Extracted data entries:
★ ★ ★ ★ ★ ★ ★

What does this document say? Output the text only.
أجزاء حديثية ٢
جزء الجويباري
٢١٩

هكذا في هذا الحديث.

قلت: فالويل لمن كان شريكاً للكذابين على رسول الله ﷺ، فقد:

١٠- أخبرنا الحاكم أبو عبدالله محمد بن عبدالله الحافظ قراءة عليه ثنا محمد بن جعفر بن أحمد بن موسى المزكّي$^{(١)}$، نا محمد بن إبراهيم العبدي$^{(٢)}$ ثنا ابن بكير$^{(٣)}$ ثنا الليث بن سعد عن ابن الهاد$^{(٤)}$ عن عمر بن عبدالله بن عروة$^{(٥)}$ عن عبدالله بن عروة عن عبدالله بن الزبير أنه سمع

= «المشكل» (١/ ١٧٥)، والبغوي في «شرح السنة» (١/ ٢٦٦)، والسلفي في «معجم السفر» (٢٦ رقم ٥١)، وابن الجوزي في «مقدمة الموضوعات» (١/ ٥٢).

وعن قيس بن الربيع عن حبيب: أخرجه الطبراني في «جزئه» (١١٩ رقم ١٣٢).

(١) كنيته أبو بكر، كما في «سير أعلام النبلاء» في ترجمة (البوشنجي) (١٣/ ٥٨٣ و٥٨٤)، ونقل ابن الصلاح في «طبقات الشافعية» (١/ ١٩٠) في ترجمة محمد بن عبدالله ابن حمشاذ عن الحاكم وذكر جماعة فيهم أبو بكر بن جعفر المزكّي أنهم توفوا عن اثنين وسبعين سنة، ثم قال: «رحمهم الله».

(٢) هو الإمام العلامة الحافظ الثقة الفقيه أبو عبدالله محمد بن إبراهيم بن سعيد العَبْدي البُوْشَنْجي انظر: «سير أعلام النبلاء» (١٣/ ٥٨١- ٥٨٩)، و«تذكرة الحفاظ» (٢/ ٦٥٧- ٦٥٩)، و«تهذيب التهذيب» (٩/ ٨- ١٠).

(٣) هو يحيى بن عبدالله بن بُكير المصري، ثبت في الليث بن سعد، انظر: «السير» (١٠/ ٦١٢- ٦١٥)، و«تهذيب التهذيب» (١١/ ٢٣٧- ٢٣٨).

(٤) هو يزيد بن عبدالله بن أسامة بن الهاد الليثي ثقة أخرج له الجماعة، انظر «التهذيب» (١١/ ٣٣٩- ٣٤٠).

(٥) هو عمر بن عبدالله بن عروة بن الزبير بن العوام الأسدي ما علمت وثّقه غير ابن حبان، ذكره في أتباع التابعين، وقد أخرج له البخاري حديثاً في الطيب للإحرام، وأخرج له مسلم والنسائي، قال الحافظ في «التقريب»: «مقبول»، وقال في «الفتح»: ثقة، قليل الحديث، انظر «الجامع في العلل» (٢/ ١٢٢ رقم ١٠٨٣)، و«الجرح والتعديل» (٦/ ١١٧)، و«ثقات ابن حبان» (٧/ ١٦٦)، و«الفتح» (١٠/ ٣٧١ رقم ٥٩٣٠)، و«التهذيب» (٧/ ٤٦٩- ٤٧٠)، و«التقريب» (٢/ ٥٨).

★ ★ ★ ★ ★ ★ ★

→ **Written instruction**: Find all the lines containing "أعلام" in the material, then copy them.

→ **The answer**:
(١) كنيته أبو بكر، كما في «سير أعلام النبلاء» في ترجمة (البوشنجي) (١٣/ ٥٨٣ و٥٨٤)، ونقل ابن الصلاح في «طبقات الشافعية» (١/ ١٩٠) في ترجمة محمد بن عبدالله ابن حمشاذ عن الحاكم وذكر جماعة فيهم أبو بكر بن جعفر المزكّي أنهم توفوا عن اثنين وسبعين سنة، ثم قال: «رحمهم الله».
(٢) هو الإمام العلامة الحافظ الثقة الفقيه أبو عبدالله محمد بن إبراهيم بن سعيد العَبْدي البُوْشَنْجي انظر: «سير أعلام النبلاء» (١٣/ ٥٨١- ٥٨٩)، و«تذكرة الحفاظ» (٢/ ٦٥٧- ٦٥٩)، و«تهذيب التهذيب» (٩/ ٨- ١٠).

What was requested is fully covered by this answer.